## TASK ITEM
Could you show all lines in the entries below that contain the string "text"?

Dataset items
* * * * *

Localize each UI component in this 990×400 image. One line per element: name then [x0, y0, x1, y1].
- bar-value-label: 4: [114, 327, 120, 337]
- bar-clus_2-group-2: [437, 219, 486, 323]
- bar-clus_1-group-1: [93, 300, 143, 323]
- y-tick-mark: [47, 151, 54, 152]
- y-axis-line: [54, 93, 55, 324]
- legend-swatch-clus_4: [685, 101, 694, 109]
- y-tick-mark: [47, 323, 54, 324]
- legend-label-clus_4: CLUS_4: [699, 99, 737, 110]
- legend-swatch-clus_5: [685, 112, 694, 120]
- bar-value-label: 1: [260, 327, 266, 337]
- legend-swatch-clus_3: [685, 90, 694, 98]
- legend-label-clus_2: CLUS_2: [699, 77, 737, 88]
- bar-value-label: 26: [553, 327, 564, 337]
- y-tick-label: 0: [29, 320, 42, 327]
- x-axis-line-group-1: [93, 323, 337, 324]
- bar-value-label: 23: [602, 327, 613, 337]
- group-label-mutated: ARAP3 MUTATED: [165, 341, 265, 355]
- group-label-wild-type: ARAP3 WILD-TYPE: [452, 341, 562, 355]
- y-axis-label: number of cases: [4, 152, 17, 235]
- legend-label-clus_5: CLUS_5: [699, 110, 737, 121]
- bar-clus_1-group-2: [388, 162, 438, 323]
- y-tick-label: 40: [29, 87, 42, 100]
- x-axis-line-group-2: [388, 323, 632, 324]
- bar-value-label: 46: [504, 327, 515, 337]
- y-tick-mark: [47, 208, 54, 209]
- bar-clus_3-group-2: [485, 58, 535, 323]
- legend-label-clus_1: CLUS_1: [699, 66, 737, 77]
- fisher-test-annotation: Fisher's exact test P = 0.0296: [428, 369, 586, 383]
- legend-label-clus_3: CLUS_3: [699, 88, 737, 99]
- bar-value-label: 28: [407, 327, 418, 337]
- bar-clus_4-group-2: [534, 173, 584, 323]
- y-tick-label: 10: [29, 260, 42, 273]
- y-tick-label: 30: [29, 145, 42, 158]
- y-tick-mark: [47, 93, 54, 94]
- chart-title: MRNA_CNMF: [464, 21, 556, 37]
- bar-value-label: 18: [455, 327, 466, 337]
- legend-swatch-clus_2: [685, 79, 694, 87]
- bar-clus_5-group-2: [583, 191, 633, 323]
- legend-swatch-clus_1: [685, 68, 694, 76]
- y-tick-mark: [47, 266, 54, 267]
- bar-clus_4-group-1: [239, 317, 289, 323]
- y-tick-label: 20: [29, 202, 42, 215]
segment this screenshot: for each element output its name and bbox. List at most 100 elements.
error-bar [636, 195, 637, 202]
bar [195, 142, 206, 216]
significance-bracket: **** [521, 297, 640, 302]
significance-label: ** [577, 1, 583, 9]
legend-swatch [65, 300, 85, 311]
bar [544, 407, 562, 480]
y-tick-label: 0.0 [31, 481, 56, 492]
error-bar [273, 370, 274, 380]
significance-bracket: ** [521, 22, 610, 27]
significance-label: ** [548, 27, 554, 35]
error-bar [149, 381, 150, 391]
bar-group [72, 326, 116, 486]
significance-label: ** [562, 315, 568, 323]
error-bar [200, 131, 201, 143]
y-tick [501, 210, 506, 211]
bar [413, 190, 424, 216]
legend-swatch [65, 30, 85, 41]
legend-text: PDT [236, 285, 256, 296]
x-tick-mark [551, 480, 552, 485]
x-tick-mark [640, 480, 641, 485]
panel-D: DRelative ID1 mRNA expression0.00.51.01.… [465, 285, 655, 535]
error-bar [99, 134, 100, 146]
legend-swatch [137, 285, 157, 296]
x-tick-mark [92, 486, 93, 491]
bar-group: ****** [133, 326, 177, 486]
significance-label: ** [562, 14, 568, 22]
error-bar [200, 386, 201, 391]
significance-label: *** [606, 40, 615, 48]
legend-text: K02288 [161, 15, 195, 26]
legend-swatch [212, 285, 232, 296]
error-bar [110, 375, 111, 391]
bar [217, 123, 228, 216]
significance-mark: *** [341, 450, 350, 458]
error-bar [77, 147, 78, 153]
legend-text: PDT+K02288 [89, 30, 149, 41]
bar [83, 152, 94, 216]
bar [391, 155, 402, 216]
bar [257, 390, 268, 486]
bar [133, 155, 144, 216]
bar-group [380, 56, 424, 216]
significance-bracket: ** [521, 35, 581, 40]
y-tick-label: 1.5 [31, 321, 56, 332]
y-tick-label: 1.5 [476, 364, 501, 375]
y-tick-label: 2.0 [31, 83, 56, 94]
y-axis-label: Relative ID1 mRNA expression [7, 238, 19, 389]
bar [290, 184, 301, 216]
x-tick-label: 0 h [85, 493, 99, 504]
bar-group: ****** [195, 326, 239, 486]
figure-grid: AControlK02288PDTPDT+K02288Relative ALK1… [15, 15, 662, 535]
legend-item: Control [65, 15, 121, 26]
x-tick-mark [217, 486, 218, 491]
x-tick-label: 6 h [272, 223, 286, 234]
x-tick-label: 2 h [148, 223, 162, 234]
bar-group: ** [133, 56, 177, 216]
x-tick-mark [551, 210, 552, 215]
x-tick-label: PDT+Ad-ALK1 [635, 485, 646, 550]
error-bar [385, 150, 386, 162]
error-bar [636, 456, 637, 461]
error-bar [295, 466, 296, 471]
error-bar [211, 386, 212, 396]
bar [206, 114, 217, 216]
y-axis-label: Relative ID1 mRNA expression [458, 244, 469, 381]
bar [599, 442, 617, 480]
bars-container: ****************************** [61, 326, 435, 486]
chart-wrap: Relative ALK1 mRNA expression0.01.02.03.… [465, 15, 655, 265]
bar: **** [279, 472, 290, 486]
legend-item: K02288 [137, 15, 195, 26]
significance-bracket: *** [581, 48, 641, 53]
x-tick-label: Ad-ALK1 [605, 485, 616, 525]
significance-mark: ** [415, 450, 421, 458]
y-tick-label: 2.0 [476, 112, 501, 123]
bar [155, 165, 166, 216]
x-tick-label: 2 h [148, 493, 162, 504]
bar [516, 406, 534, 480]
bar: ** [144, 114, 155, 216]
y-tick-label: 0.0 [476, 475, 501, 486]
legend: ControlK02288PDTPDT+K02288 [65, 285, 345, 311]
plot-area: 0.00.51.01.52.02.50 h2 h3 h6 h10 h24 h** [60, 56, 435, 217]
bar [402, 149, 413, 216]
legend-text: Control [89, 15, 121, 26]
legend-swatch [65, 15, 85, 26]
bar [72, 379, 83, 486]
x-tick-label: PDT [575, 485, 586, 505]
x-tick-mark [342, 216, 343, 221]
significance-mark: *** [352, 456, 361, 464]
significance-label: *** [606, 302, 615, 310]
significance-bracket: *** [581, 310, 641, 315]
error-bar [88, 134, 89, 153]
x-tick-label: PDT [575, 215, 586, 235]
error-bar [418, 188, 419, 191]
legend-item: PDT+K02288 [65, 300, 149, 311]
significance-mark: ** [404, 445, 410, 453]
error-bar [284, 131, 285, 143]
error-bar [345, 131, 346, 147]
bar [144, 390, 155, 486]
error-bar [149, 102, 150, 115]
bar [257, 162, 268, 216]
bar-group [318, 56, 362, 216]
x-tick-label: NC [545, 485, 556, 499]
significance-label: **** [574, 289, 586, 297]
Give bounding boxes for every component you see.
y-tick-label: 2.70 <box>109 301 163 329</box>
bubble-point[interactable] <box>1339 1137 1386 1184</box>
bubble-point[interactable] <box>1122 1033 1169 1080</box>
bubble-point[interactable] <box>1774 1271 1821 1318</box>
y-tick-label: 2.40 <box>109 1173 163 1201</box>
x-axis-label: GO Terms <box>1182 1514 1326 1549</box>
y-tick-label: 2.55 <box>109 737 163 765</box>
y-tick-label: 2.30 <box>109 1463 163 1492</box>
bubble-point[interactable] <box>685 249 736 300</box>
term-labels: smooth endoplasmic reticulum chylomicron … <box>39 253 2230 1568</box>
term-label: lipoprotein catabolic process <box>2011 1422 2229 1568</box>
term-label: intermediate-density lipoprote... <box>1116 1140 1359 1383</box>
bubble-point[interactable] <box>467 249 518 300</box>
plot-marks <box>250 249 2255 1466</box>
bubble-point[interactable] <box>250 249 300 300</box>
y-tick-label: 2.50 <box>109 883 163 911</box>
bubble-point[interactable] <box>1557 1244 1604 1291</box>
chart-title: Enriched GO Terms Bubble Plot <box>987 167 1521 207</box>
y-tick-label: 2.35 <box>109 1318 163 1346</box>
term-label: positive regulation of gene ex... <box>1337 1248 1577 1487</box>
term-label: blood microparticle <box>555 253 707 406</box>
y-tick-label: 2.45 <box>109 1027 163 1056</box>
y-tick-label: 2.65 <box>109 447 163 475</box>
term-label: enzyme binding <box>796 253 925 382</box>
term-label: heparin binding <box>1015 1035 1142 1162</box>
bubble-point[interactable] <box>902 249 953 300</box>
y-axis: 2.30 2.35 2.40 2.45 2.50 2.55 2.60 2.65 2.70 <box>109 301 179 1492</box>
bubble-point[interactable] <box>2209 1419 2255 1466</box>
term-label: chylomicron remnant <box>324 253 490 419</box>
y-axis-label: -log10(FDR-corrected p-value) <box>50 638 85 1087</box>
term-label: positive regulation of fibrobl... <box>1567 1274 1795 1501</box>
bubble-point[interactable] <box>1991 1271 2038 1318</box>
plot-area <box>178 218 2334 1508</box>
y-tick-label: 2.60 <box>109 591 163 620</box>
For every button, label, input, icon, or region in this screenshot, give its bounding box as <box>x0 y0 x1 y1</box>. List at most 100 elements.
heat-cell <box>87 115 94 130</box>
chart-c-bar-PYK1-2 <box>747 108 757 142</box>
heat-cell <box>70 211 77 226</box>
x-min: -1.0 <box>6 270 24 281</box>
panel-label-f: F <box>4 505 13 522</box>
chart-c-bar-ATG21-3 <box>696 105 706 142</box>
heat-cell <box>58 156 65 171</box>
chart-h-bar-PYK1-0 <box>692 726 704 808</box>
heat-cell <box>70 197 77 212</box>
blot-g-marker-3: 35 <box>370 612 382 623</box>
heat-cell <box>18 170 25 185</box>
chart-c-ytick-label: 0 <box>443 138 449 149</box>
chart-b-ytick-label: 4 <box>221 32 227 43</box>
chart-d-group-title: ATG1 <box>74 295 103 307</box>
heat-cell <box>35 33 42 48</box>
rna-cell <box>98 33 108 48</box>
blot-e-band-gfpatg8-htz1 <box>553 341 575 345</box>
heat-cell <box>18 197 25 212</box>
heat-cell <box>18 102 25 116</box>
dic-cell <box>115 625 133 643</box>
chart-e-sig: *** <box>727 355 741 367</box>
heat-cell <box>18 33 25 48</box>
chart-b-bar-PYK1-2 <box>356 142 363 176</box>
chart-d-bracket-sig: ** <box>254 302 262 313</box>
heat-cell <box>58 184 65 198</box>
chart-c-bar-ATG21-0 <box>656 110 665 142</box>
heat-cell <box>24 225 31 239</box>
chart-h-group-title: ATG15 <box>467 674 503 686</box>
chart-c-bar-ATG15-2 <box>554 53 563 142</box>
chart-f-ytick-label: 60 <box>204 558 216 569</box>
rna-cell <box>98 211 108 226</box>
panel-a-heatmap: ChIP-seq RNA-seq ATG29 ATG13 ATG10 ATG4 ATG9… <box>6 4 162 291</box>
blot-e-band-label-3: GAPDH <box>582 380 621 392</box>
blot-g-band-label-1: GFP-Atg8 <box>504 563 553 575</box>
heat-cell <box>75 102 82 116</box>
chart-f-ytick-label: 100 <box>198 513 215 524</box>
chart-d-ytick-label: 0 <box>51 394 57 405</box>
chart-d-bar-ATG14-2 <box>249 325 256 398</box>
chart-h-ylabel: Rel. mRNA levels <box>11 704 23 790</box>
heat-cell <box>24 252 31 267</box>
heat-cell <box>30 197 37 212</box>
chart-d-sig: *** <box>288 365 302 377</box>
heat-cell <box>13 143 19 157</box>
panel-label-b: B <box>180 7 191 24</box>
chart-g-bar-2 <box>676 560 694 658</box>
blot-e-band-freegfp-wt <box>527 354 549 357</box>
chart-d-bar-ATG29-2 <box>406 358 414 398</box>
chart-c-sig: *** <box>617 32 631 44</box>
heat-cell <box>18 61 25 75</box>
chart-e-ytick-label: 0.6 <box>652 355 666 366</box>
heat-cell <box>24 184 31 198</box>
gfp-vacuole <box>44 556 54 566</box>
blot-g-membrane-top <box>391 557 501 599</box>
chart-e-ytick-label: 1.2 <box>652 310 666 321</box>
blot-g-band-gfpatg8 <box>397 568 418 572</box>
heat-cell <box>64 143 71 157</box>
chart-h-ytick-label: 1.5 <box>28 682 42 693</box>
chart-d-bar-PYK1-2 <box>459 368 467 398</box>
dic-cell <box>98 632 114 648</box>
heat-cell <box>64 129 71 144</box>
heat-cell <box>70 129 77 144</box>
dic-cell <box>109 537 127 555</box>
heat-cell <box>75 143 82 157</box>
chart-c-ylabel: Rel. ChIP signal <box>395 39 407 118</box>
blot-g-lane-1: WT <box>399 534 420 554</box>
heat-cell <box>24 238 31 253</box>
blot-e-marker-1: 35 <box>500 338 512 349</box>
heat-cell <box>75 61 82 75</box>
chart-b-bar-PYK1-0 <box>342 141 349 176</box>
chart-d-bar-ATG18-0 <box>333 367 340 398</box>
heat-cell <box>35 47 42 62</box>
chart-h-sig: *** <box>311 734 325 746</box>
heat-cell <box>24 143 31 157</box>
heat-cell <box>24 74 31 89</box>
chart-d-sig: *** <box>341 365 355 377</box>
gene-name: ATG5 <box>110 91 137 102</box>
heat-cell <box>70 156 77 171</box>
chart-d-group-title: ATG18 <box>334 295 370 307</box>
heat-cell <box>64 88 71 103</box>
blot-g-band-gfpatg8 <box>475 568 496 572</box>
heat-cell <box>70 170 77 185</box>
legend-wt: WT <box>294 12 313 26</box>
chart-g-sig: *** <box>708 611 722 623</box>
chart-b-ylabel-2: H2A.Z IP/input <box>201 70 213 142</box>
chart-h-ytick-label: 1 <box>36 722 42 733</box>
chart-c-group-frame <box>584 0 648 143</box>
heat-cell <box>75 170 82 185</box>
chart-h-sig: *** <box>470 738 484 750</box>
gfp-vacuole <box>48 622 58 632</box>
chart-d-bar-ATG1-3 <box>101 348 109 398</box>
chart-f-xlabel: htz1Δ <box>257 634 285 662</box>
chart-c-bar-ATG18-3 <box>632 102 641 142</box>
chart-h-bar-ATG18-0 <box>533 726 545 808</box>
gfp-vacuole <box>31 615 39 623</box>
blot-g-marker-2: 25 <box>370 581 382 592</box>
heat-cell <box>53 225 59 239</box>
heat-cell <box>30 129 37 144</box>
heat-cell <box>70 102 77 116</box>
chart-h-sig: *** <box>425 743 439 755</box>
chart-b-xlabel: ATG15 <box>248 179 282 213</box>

* * * * *

## EXERCISE RESPONSE
legend-text: PDT [236, 285, 256, 296]
legend-text: K02288 [161, 15, 195, 26]
legend-text: PDT+K02288 [89, 30, 149, 41]
legend-text: Control [89, 15, 121, 26]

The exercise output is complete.